**PROBLEM TO SOLVE**
Lines containing the string "Tháng" are to be counted. Write only how many there are.

---------- AVAILABLE DATA

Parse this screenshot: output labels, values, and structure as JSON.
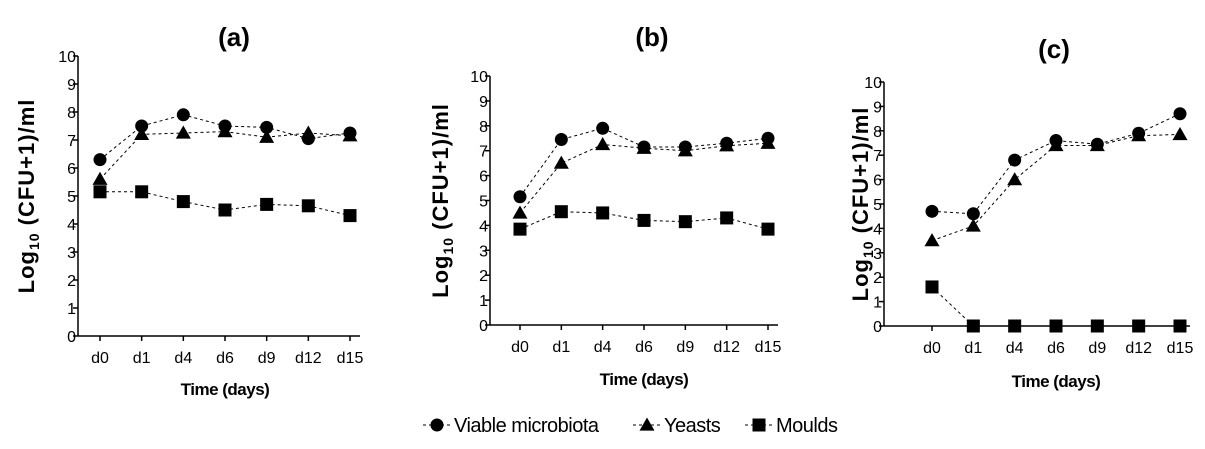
{
  "figure": {
    "legend": [
      {
        "name": "Viable microbiota",
        "marker": "circle"
      },
      {
        "name": "Yeasts",
        "marker": "triangle"
      },
      {
        "name": "Moulds",
        "marker": "square"
      }
    ]
  },
  "chart_data": [
    {
      "type": "line",
      "title": "(a)",
      "xlabel": "Time (days)",
      "ylabel": "Log10 (CFU+1)/ml",
      "ylabel_parts": {
        "pre": "Log",
        "sub": "10",
        "post": " (CFU+1)/ml"
      },
      "categories": [
        "d0",
        "d1",
        "d4",
        "d6",
        "d9",
        "d12",
        "d15"
      ],
      "yticks": [
        0,
        1,
        2,
        3,
        4,
        5,
        6,
        7,
        8,
        9,
        10
      ],
      "ylim": [
        0,
        10
      ],
      "series": [
        {
          "name": "Viable microbiota",
          "marker": "circle",
          "values": [
            6.3,
            7.5,
            7.9,
            7.5,
            7.45,
            7.05,
            7.25
          ]
        },
        {
          "name": "Yeasts",
          "marker": "triangle",
          "values": [
            5.6,
            7.2,
            7.25,
            7.3,
            7.1,
            7.25,
            7.15
          ]
        },
        {
          "name": "Moulds",
          "marker": "square",
          "values": [
            5.15,
            5.15,
            4.8,
            4.5,
            4.7,
            4.65,
            4.3
          ]
        }
      ]
    },
    {
      "type": "line",
      "title": "(b)",
      "xlabel": "Time (days)",
      "ylabel": "Log10 (CFU+1)/ml",
      "ylabel_parts": {
        "pre": "Log",
        "sub": "10",
        "post": " (CFU+1)/ml"
      },
      "categories": [
        "d0",
        "d1",
        "d4",
        "d6",
        "d9",
        "d12",
        "d15"
      ],
      "yticks": [
        0,
        1,
        2,
        3,
        4,
        5,
        6,
        7,
        8,
        9,
        10
      ],
      "ylim": [
        0,
        10
      ],
      "series": [
        {
          "name": "Viable microbiota",
          "marker": "circle",
          "values": [
            5.15,
            7.45,
            7.9,
            7.15,
            7.15,
            7.3,
            7.5
          ]
        },
        {
          "name": "Yeasts",
          "marker": "triangle",
          "values": [
            4.5,
            6.5,
            7.25,
            7.1,
            7.0,
            7.2,
            7.3
          ]
        },
        {
          "name": "Moulds",
          "marker": "square",
          "values": [
            3.85,
            4.55,
            4.5,
            4.2,
            4.15,
            4.3,
            3.85
          ]
        }
      ]
    },
    {
      "type": "line",
      "title": "(c)",
      "xlabel": "Time (days)",
      "ylabel": "Log10 (CFU+1)/ml",
      "ylabel_parts": {
        "pre": "Log",
        "sub": "10",
        "post": " (CFU+1)/ml"
      },
      "categories": [
        "d0",
        "d1",
        "d4",
        "d6",
        "d9",
        "d12",
        "d15"
      ],
      "yticks": [
        0,
        1,
        2,
        3,
        4,
        5,
        6,
        7,
        8,
        9,
        10
      ],
      "ylim": [
        0,
        10
      ],
      "series": [
        {
          "name": "Viable microbiota",
          "marker": "circle",
          "values": [
            4.7,
            4.6,
            6.8,
            7.6,
            7.45,
            7.9,
            8.7
          ]
        },
        {
          "name": "Yeasts",
          "marker": "triangle",
          "values": [
            3.5,
            4.1,
            6.0,
            7.4,
            7.4,
            7.8,
            7.85
          ]
        },
        {
          "name": "Moulds",
          "marker": "square",
          "values": [
            1.6,
            0,
            0,
            0,
            0,
            0,
            0
          ]
        }
      ]
    }
  ]
}
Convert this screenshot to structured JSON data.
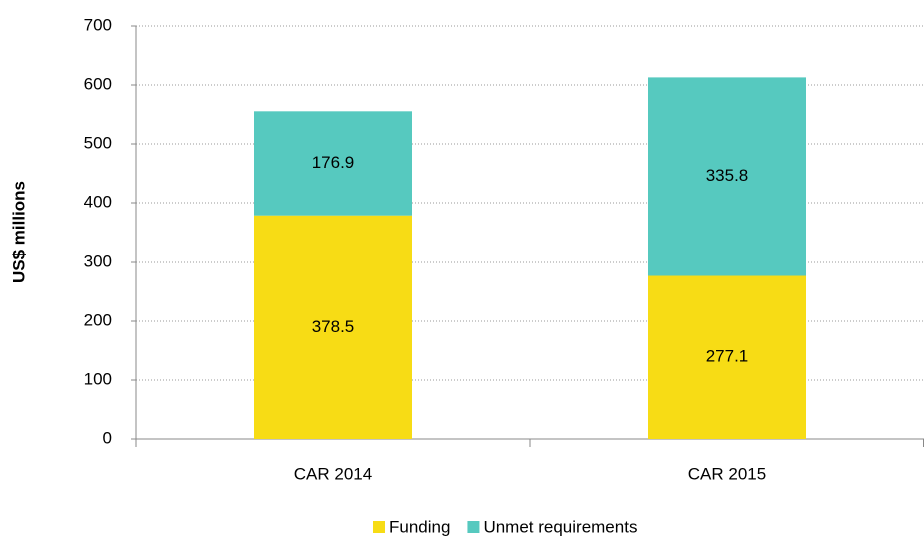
{
  "chart_data": {
    "type": "stacked_bar",
    "y_label": "US$ millions",
    "categories": [
      "CAR 2014",
      "CAR 2015"
    ],
    "series": [
      {
        "name": "Funding",
        "color": "#f7dc15",
        "values": [
          378.5,
          277.1
        ]
      },
      {
        "name": "Unmet requirements",
        "color": "#56c9bf",
        "values": [
          176.9,
          335.8
        ]
      }
    ],
    "ylim": [
      0,
      700
    ],
    "yticks": [
      0,
      100,
      200,
      300,
      400,
      500,
      600,
      700
    ],
    "grid": true,
    "legend": "bottom"
  }
}
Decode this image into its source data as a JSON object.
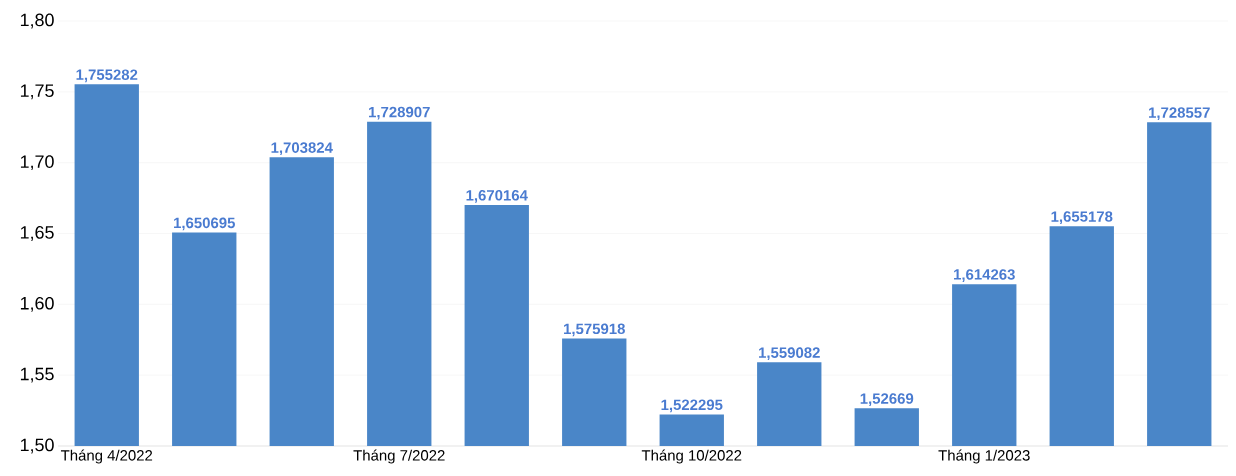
{
  "chart_data": {
    "type": "bar",
    "categories": [
      "Tháng 4/2022",
      null,
      null,
      "Tháng 7/2022",
      null,
      null,
      "Tháng 10/2022",
      null,
      null,
      "Tháng 1/2023",
      null,
      null
    ],
    "values": [
      1.755282,
      1.650695,
      1.703824,
      1.728907,
      1.670164,
      1.575918,
      1.522295,
      1.559082,
      1.52669,
      1.614263,
      1.655178,
      1.728557
    ],
    "value_labels": [
      "1,755282",
      "1,650695",
      "1,703824",
      "1,728907",
      "1,670164",
      "1,575918",
      "1,522295",
      "1,559082",
      "1,52669",
      "1,614263",
      "1,655178",
      "1,728557"
    ],
    "color": "#4a86c8",
    "ylim": [
      1.5,
      1.8
    ],
    "yticks": [
      {
        "value": 1.5,
        "label": "1,50"
      },
      {
        "value": 1.55,
        "label": "1,55"
      },
      {
        "value": 1.6,
        "label": "1,60"
      },
      {
        "value": 1.65,
        "label": "1,65"
      },
      {
        "value": 1.7,
        "label": "1,70"
      },
      {
        "value": 1.75,
        "label": "1,75"
      },
      {
        "value": 1.8,
        "label": "1,80"
      }
    ],
    "grid": "y"
  }
}
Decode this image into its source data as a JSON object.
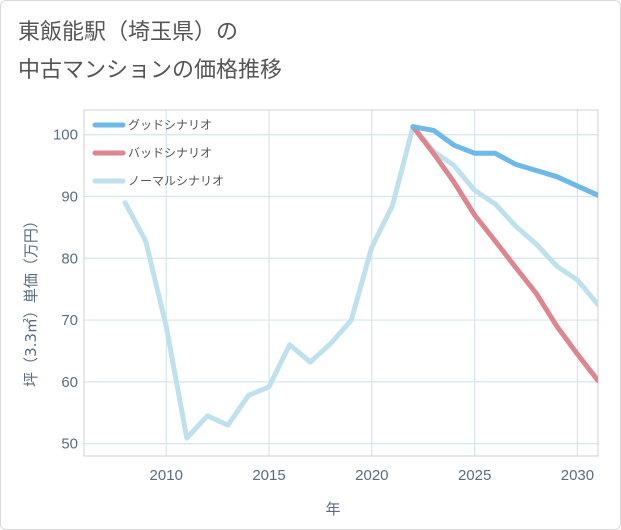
{
  "title": {
    "line1": "東飯能駅（埼玉県）の",
    "line2": "中古マンションの価格推移"
  },
  "chart_data": {
    "type": "line",
    "xlabel": "年",
    "ylabel": "坪（3.3㎡）単価（万円）",
    "xlim": [
      2006,
      2031
    ],
    "ylim": [
      48,
      104
    ],
    "xticks": [
      2010,
      2015,
      2020,
      2025,
      2030
    ],
    "yticks": [
      50,
      60,
      70,
      80,
      90,
      100
    ],
    "grid": true,
    "legend_position": "top-left",
    "series": [
      {
        "name": "グッドシナリオ",
        "color": "#6cb9ea",
        "points": [
          [
            2022,
            101.3
          ],
          [
            2023,
            100.7
          ],
          [
            2024,
            98.3
          ],
          [
            2025,
            97.0
          ],
          [
            2026,
            97.0
          ],
          [
            2027,
            95.2
          ],
          [
            2028,
            94.2
          ],
          [
            2029,
            93.2
          ],
          [
            2030,
            91.7
          ],
          [
            2031,
            90.2
          ]
        ]
      },
      {
        "name": "バッドシナリオ",
        "color": "#dd8690",
        "points": [
          [
            2022,
            101.3
          ],
          [
            2023,
            97.0
          ],
          [
            2024,
            92.3
          ],
          [
            2025,
            87.0
          ],
          [
            2026,
            82.8
          ],
          [
            2027,
            78.5
          ],
          [
            2028,
            74.3
          ],
          [
            2029,
            69.0
          ],
          [
            2030,
            64.5
          ],
          [
            2031,
            60.2
          ]
        ]
      },
      {
        "name": "ノーマルシナリオ",
        "color": "#bfe1ee",
        "points": [
          [
            2008,
            89.0
          ],
          [
            2009,
            82.8
          ],
          [
            2010,
            69.0
          ],
          [
            2011,
            50.9
          ],
          [
            2012,
            54.5
          ],
          [
            2013,
            53.0
          ],
          [
            2014,
            57.8
          ],
          [
            2015,
            59.2
          ],
          [
            2016,
            66.0
          ],
          [
            2017,
            63.2
          ],
          [
            2018,
            66.2
          ],
          [
            2019,
            70.0
          ],
          [
            2020,
            81.8
          ],
          [
            2021,
            88.5
          ],
          [
            2022,
            101.3
          ],
          [
            2023,
            97.3
          ],
          [
            2024,
            95.0
          ],
          [
            2025,
            91.0
          ],
          [
            2026,
            88.8
          ],
          [
            2027,
            85.2
          ],
          [
            2028,
            82.3
          ],
          [
            2029,
            78.7
          ],
          [
            2030,
            76.5
          ],
          [
            2031,
            72.5
          ]
        ]
      }
    ]
  }
}
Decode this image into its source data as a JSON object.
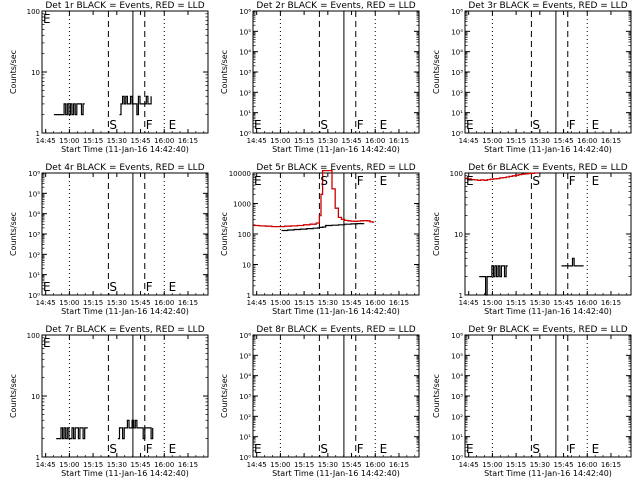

--------------------

**FINAL RESULT**
4